• Given exercise: The listing below should be printed exactly, every line of it. Skip the pictures.

"""

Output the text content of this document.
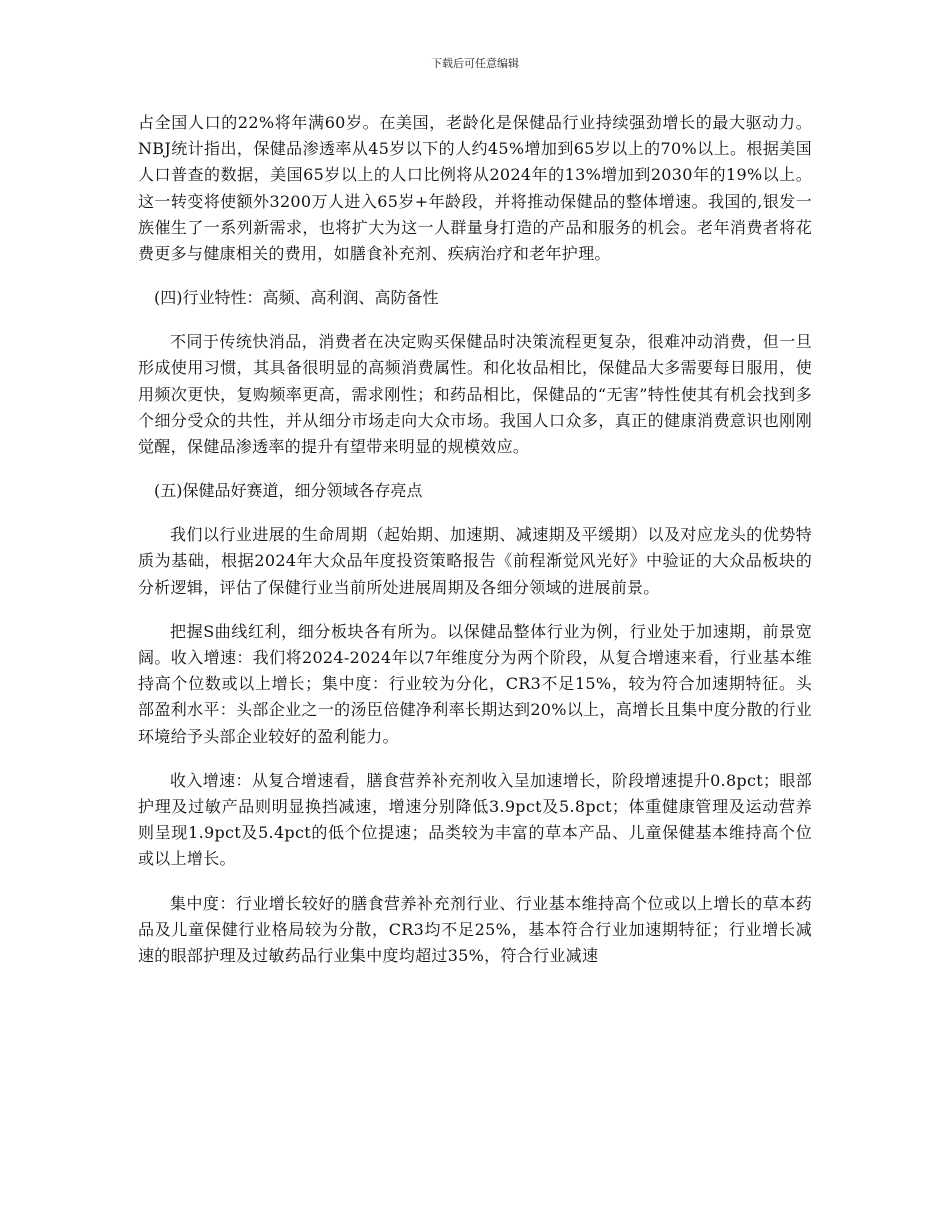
下载后可任意编辑

占全国人口的22%将年满60岁。在美国，老龄化是保健品行业持续强劲增长的最大驱动力。NBJ统计指出，保健品渗透率从45岁以下的人约45%增加到65岁以上的70%以上。根据美国人口普查的数据，美国65岁以上的人口比例将从2024年的13%增加到2030年的19%以上。这一转变将使额外3200万人进入65岁+年龄段，并将推动保健品的整体增速。我国的,银发一族催生了一系列新需求，也将扩大为这一人群量身打造的产品和服务的机会。老年消费者将花费更多与健康相关的费用，如膳食补充剂、疾病治疗和老年护理。

(四)行业特性：高频、高利润、高防备性

不同于传统快消品，消费者在决定购买保健品时决策流程更复杂，很难冲动消费，但一旦形成使用习惯，其具备很明显的高频消费属性。和化妆品相比，保健品大多需要每日服用，使用频次更快，复购频率更高，需求刚性；和药品相比，保健品的“无害”特性使其有机会找到多个细分受众的共性，并从细分市场走向大众市场。我国人口众多，真正的健康消费意识也刚刚觉醒，保健品渗透率的提升有望带来明显的规模效应。

(五)保健品好赛道，细分领域各存亮点

我们以行业进展的生命周期（起始期、加速期、减速期及平缓期）以及对应龙头的优势特质为基础，根据2024年大众品年度投资策略报告《前程渐觉风光好》中验证的大众品板块的分析逻辑，评估了保健行业当前所处进展周期及各细分领域的进展前景。

把握S曲线红利，细分板块各有所为。以保健品整体行业为例，行业处于加速期，前景宽阔。收入增速：我们将2024-2024年以7年维度分为两个阶段，从复合增速来看，行业基本维持高个位数或以上增长；集中度：行业较为分化，CR3不足15%，较为符合加速期特征。头部盈利水平：头部企业之一的汤臣倍健净利率长期达到20%以上，高增长且集中度分散的行业环境给予头部企业较好的盈利能力。

收入增速：从复合增速看，膳食营养补充剂收入呈加速增长，阶段增速提升0.8pct；眼部护理及过敏产品则明显换挡减速，增速分别降低3.9pct及5.8pct；体重健康管理及运动营养则呈现1.9pct及5.4pct的低个位提速；品类较为丰富的草本产品、儿童保健基本维持高个位或以上增长。

集中度：行业增长较好的膳食营养补充剂行业、行业基本维持高个位或以上增长的草本药品及儿童保健行业格局较为分散，CR3均不足25%，基本符合行业加速期特征；行业增长减速的眼部护理及过敏药品行业集中度均超过35%，符合行业减速
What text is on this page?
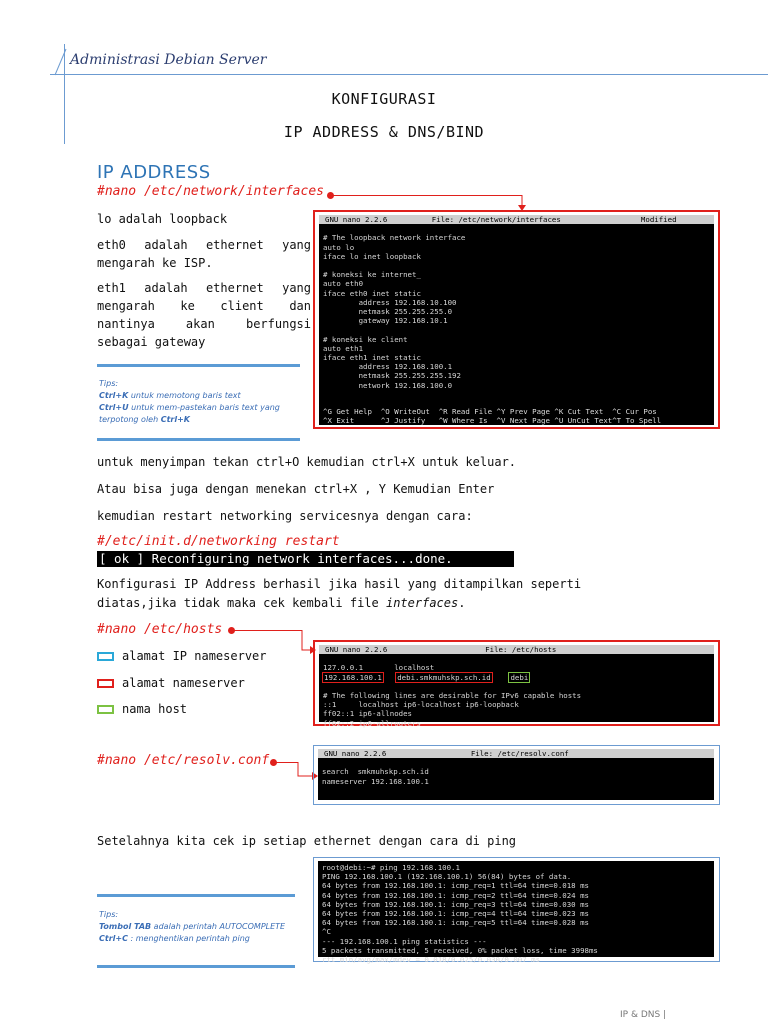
Administrasi Debian Server
KONFIGURASI
IP ADDRESS & DNS/BIND
IP ADDRESS
#nano /etc/network/interfaces
lo adalah loopback
eth0 adalah ethernet yang mengarah ke ISP.
eth1 adalah ethernet yang mengarah ke client dan nantinya akan berfungsi sebagai gateway
Tips:
Ctrl+K untuk memotong baris text
Ctrl+U untuk mem-pastekan baris text yang terpotong oleh Ctrl+K
GNU nano 2.2.6          File: /etc/network/interfaces                  Modified

# The loopback network interface
auto lo
iface lo inet loopback

# koneksi ke internet_
auto eth0
iface eth0 inet static
address 192.168.10.100
netmask 255.255.255.0
gateway 192.168.10.1

# koneksi ke client
auto eth1
iface eth1 inet static
address 192.168.100.1
netmask 255.255.255.192
network 192.168.100.0
^G Get Help  ^O WriteOut  ^R Read File ^Y Prev Page ^K Cut Text  ^C Cur Pos
^X Exit      ^J Justify   ^W Where Is  ^V Next Page ^U UnCut Text^T To Spell
untuk menyimpan tekan ctrl+O kemudian ctrl+X untuk keluar.
Atau bisa juga dengan menekan ctrl+X , Y Kemudian Enter
kemudian restart networking servicesnya dengan cara:
#/etc/init.d/networking restart
[ ok ] Reconfiguring network interfaces...done.
Konfigurasi IP Address berhasil jika hasil yang ditampilkan seperti
diatas,jika tidak maka cek kembali file interfaces.
#nano /etc/hosts
alamat IP nameserver
alamat nameserver
nama host
GNU nano 2.2.6                      File: /etc/hosts

127.0.0.1       localhost
192.168.100.1 debi.smkmuhskp.sch.id	debi

# The following lines are desirable for IPv6 capable hosts
::1     localhost ip6-localhost ip6-loopback
ff02::1 ip6-allnodes
ff02::2 ip6-allrouters
#nano /etc/resolv.conf	GNU nano 2.2.6                   File: /etc/resolv.conf

search  smkmuhskp.sch.id
nameserver 192.168.100.1
Setelahnya kita cek ip setiap ethernet dengan cara di ping
Tips:
Tombol TAB adalah perintah AUTOCOMPLETE
Ctrl+C : menghentikan perintah ping
root@debi:~# ping 192.168.100.1
PING 192.168.100.1 (192.168.100.1) 56(84) bytes of data.
64 bytes from 192.168.100.1: icmp_req=1 ttl=64 time=0.018 ms
64 bytes from 192.168.100.1: icmp_req=2 ttl=64 time=0.024 ms
64 bytes from 192.168.100.1: icmp_req=3 ttl=64 time=0.030 ms
64 bytes from 192.168.100.1: icmp_req=4 ttl=64 time=0.023 ms
64 bytes from 192.168.100.1: icmp_req=5 ttl=64 time=0.028 ms
^C
--- 192.168.100.1 ping statistics ---
5 packets transmitted, 5 received, 0% packet loss, time 3998ms
rtt min/avg/max/mdev = 0.018/0.025/0.030/0.007 ms
IP & DNS |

"""

• Exercise response:
Output the text content of this document.
下载后可任意编辑

占全国人口的22%将年满60岁。在美国，老龄化是保健品行业持续强劲增长的最大驱动力。NBJ统计指出，保健品渗透率从45岁以下的人约45%增加到65岁以上的70%以上。根据美国人口普查的数据，美国65岁以上的人口比例将从2024年的13%增加到2030年的19%以上。这一转变将使额外3200万人进入65岁+年龄段，并将推动保健品的整体增速。我国的,银发一族催生了一系列新需求，也将扩大为这一人群量身打造的产品和服务的机会。老年消费者将花费更多与健康相关的费用，如膳食补充剂、疾病治疗和老年护理。

(四)行业特性：高频、高利润、高防备性

不同于传统快消品，消费者在决定购买保健品时决策流程更复杂，很难冲动消费，但一旦形成使用习惯，其具备很明显的高频消费属性。和化妆品相比，保健品大多需要每日服用，使用频次更快，复购频率更高，需求刚性；和药品相比，保健品的“无害”特性使其有机会找到多个细分受众的共性，并从细分市场走向大众市场。我国人口众多，真正的健康消费意识也刚刚觉醒，保健品渗透率的提升有望带来明显的规模效应。

(五)保健品好赛道，细分领域各存亮点

我们以行业进展的生命周期（起始期、加速期、减速期及平缓期）以及对应龙头的优势特质为基础，根据2024年大众品年度投资策略报告《前程渐觉风光好》中验证的大众品板块的分析逻辑，评估了保健行业当前所处进展周期及各细分领域的进展前景。

把握S曲线红利，细分板块各有所为。以保健品整体行业为例，行业处于加速期，前景宽阔。收入增速：我们将2024-2024年以7年维度分为两个阶段，从复合增速来看，行业基本维持高个位数或以上增长；集中度：行业较为分化，CR3不足15%，较为符合加速期特征。头部盈利水平：头部企业之一的汤臣倍健净利率长期达到20%以上，高增长且集中度分散的行业环境给予头部企业较好的盈利能力。

收入增速：从复合增速看，膳食营养补充剂收入呈加速增长，阶段增速提升0.8pct；眼部护理及过敏产品则明显换挡减速，增速分别降低3.9pct及5.8pct；体重健康管理及运动营养则呈现1.9pct及5.4pct的低个位提速；品类较为丰富的草本产品、儿童保健基本维持高个位或以上增长。

集中度：行业增长较好的膳食营养补充剂行业、行业基本维持高个位或以上增长的草本药品及儿童保健行业格局较为分散，CR3均不足25%，基本符合行业加速期特征；行业增长减速的眼部护理及过敏药品行业集中度均超过35%，符合行业减速
What text is on this page?
Administrasi Debian Server
KONFIGURASI
IP ADDRESS & DNS/BIND
IP ADDRESS
#nano /etc/network/interfaces
lo adalah loopback
eth0 adalah ethernet yang mengarah ke ISP.
eth1 adalah ethernet yang mengarah ke client dan nantinya akan berfungsi sebagai gateway
Tips:
Ctrl+K untuk memotong baris text
Ctrl+U untuk mem-pastekan baris text yang terpotong oleh Ctrl+K
GNU nano 2.2.6          File: /etc/network/interfaces                  Modified

# The loopback network interface
auto lo
iface lo inet loopback

# koneksi ke internet_
auto eth0
iface eth0 inet static
address 192.168.10.100
netmask 255.255.255.0
gateway 192.168.10.1

# koneksi ke client
auto eth1
iface eth1 inet static
address 192.168.100.1
netmask 255.255.255.192
network 192.168.100.0
^G Get Help  ^O WriteOut  ^R Read File ^Y Prev Page ^K Cut Text  ^C Cur Pos
^X Exit      ^J Justify   ^W Where Is  ^V Next Page ^U UnCut Text^T To Spell
untuk menyimpan tekan ctrl+O kemudian ctrl+X untuk keluar.
Atau bisa juga dengan menekan ctrl+X , Y Kemudian Enter
kemudian restart networking servicesnya dengan cara:
#/etc/init.d/networking restart
[ ok ] Reconfiguring network interfaces...done.
Konfigurasi IP Address berhasil jika hasil yang ditampilkan seperti
diatas,jika tidak maka cek kembali file interfaces.
#nano /etc/hosts
alamat IP nameserver
alamat nameserver
nama host
GNU nano 2.2.6                      File: /etc/hosts

127.0.0.1       localhost
192.168.100.1 debi.smkmuhskp.sch.id	debi

# The following lines are desirable for IPv6 capable hosts
::1     localhost ip6-localhost ip6-loopback
ff02::1 ip6-allnodes
ff02::2 ip6-allrouters
#nano /etc/resolv.conf	GNU nano 2.2.6                   File: /etc/resolv.conf

search  smkmuhskp.sch.id
nameserver 192.168.100.1
Setelahnya kita cek ip setiap ethernet dengan cara di ping
Tips:
Tombol TAB adalah perintah AUTOCOMPLETE
Ctrl+C : menghentikan perintah ping
root@debi:~# ping 192.168.100.1
PING 192.168.100.1 (192.168.100.1) 56(84) bytes of data.
64 bytes from 192.168.100.1: icmp_req=1 ttl=64 time=0.018 ms
64 bytes from 192.168.100.1: icmp_req=2 ttl=64 time=0.024 ms
64 bytes from 192.168.100.1: icmp_req=3 ttl=64 time=0.030 ms
64 bytes from 192.168.100.1: icmp_req=4 ttl=64 time=0.023 ms
64 bytes from 192.168.100.1: icmp_req=5 ttl=64 time=0.028 ms
^C
--- 192.168.100.1 ping statistics ---
5 packets transmitted, 5 received, 0% packet loss, time 3998ms
rtt min/avg/max/mdev = 0.018/0.025/0.030/0.007 ms
IP & DNS |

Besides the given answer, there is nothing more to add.